DIRECTIVE 1 >> Write out the passage of the film trope list from "Written and directed" to "in the end.", word for word.

Written and directed by Jordan Vogt-Roberts, starring Nick Robinson, Gabriel Basso, and Moises Arias. The supporting cast includes Nick Offerman, Alison Brie, Megan Mullally, Marc Evan Jackson, and Mary Lynn Rajskub.


This film provides examples of:

  • Amazingly Embarrassing Parents: Frank interrupts Joe's call with Kelly and humiliates him, and Patrick's parents are so embarrassing they give him hives.
  • Ambiguously Gay: Heather's boyfriend Colin, who serenades her father before they leave.
  • Archnemesis Dad: Frank, to Joe.
  • Big Damn Heroes: Biaggio races in to save Joe, but it's subverted when the snake bites him on the ankle before he has a chance to do anything, and Joe ends up having to save him.
  • Break-Up/Make-Up Scenario: Joe and Patrick have a falling out over Kelly, which also makes Joe drive Biaggio away, but they all reconcile in the end.
  • Call-Back: Joe's impetus to leave Frank is a disastrous game of Monopoly. He drives Patrick away after pulling the same strategy against him in a jealous rage, and even says "The men are talking," like Frank.
  • Coming of Age Story: The movie is this for Joe, Patrick and Biaggio.
  • Cloudcuckoolander: Biaggio. He's constantly spouting strange lines, claims his uncle died on the Challenger and believes that the Italian word for snake means, "the demon's cock".
  • Cool Big Sis: Heather, to Joe.
  • Crying Wolf: Joe calls the police on his father after an argument; apparently this isn't the first time this has happened, and the bumbling cop answering the call recounts the story to an unimpressed Frank.
  • Deadpan Snarker: Frank in spades, and a delivery guy even calls him out on it.
  • Foreshadowing:
    • Before they set off to the house, Patrick asks Joe to wait in case an omen warns them to turn back. Thunder rumbles immediately after he does so, but Joe insists they write it off.
    • After Joe and Biaggio carelessly dump bones around, Patrick warns them about a snakeskin he's seen. Joe continues to fail to dispose of his food properly, and a snake gets into the house.
  • The Friend Nobody Likes: Nobody really knows who Biaggio is or where he comes from, and Joe admits that he's letting him hang around because he's scared of what he'll do if he tells him to leave, though he genuinely becomes their friend by the end.
  • Freudian Trio: Joe (Ego), Patrick (Superego) and Biaggio (Id).
  • Happier Times Montage: Joe reminisces about his times with Patrick and Biaggio after he drives the two away from the house.

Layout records
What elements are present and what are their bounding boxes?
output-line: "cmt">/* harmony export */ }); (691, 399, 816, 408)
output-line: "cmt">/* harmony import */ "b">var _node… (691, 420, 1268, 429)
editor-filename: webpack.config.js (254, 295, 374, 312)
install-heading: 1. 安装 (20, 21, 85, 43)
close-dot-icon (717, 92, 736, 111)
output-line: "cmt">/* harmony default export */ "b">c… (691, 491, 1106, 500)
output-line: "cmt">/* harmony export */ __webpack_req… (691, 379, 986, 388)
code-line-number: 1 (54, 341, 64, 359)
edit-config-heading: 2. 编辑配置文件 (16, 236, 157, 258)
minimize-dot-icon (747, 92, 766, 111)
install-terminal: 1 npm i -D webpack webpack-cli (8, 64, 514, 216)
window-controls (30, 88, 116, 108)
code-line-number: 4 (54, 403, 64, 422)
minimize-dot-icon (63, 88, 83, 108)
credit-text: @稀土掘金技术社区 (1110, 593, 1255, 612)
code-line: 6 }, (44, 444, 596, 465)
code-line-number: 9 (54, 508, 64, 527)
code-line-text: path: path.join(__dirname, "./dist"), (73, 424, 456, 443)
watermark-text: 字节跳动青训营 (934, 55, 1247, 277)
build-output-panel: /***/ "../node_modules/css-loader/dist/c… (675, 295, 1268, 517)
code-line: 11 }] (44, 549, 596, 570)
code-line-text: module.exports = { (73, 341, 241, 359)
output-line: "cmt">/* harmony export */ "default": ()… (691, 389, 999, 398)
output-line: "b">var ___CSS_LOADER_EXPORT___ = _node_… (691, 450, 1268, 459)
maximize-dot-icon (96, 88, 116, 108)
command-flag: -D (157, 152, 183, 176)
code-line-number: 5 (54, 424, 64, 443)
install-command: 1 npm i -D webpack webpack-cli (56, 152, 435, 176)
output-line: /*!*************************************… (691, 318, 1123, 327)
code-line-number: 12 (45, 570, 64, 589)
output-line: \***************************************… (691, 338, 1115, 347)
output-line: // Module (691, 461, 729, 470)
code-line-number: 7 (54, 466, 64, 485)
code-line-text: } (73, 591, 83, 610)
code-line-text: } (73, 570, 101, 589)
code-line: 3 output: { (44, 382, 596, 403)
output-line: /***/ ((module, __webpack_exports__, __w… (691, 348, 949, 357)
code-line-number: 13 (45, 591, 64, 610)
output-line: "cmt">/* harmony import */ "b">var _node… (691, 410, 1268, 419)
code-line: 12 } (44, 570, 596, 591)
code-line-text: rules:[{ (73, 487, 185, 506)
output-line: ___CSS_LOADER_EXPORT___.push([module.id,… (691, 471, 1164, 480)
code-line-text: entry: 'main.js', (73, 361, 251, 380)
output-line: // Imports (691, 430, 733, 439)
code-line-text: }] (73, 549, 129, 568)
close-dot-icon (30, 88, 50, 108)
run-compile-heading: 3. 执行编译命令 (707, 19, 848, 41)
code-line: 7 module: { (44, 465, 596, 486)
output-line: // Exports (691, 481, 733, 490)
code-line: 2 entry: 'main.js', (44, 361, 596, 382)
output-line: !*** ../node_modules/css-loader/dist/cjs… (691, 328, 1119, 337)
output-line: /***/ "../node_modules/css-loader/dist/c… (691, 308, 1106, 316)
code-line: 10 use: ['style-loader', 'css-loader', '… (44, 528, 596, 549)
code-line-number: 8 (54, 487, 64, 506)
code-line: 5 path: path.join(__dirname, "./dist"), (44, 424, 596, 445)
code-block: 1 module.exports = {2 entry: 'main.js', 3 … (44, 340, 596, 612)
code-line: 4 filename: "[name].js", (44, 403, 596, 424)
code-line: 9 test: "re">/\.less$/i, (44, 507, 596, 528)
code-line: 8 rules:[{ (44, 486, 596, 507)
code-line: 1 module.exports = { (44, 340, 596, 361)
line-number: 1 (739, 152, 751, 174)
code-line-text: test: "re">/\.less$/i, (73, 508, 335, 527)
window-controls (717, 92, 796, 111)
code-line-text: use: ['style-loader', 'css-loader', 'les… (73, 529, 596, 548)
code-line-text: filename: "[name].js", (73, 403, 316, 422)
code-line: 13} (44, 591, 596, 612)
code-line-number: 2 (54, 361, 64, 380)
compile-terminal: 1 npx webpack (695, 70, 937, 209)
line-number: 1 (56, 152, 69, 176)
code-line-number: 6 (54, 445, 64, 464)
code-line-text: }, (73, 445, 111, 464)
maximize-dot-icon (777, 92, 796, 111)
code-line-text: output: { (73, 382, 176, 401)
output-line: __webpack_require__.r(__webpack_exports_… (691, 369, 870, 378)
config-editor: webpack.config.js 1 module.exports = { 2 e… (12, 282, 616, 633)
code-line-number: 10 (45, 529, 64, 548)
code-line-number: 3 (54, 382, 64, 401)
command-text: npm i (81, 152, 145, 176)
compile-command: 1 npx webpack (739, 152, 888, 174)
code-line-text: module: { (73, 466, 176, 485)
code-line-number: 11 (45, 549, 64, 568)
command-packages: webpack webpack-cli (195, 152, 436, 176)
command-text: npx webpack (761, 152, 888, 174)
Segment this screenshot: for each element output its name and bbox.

DIRECTIVE 2 >> Put the layout records, from their first line through the line containing "code-line-number: 1 (54, 341, 64, 359)", into a JSON list of strings with one string per line, leaving out blank lines.

FULL OUTPUT 1 >>
Written and directed by Jordan Vogt-Roberts, starring Nick Robinson, Gabriel Basso, and Moises Arias. The supporting cast includes Nick Offerman, Alison Brie, Megan Mullally, Marc Evan Jackson, and Mary Lynn Rajskub.


This film provides examples of:

  • Amazingly Embarrassing Parents: Frank interrupts Joe's call with Kelly and humiliates him, and Patrick's parents are so embarrassing they give him hives.
  • Ambiguously Gay: Heather's boyfriend Colin, who serenades her father before they leave.
  • Archnemesis Dad: Frank, to Joe.
  • Big Damn Heroes: Biaggio races in to save Joe, but it's subverted when the snake bites him on the ankle before he has a chance to do anything, and Joe ends up having to save him.
  • Break-Up/Make-Up Scenario: Joe and Patrick have a falling out over Kelly, which also makes Joe drive Biaggio away, but they all reconcile in the end.

FULL OUTPUT 2 >>
[
  "What elements are present and what are their bounding boxes?",
  "output-line: \"cmt\">/* harmony export */ }); (691, 399, 816, 408)",
  "output-line: \"cmt\">/* harmony import */ \"b\">var _node… (691, 420, 1268, 429)",
  "editor-filename: webpack.config.js (254, 295, 374, 312)",
  "install-heading: 1. 安装 (20, 21, 85, 43)",
  "close-dot-icon (717, 92, 736, 111)",
  "output-line: \"cmt\">/* harmony default export */ \"b\">c… (691, 491, 1106, 500)",
  "output-line: \"cmt\">/* harmony export */ __webpack_req… (691, 379, 986, 388)",
  "code-line-number: 1 (54, 341, 64, 359)"
]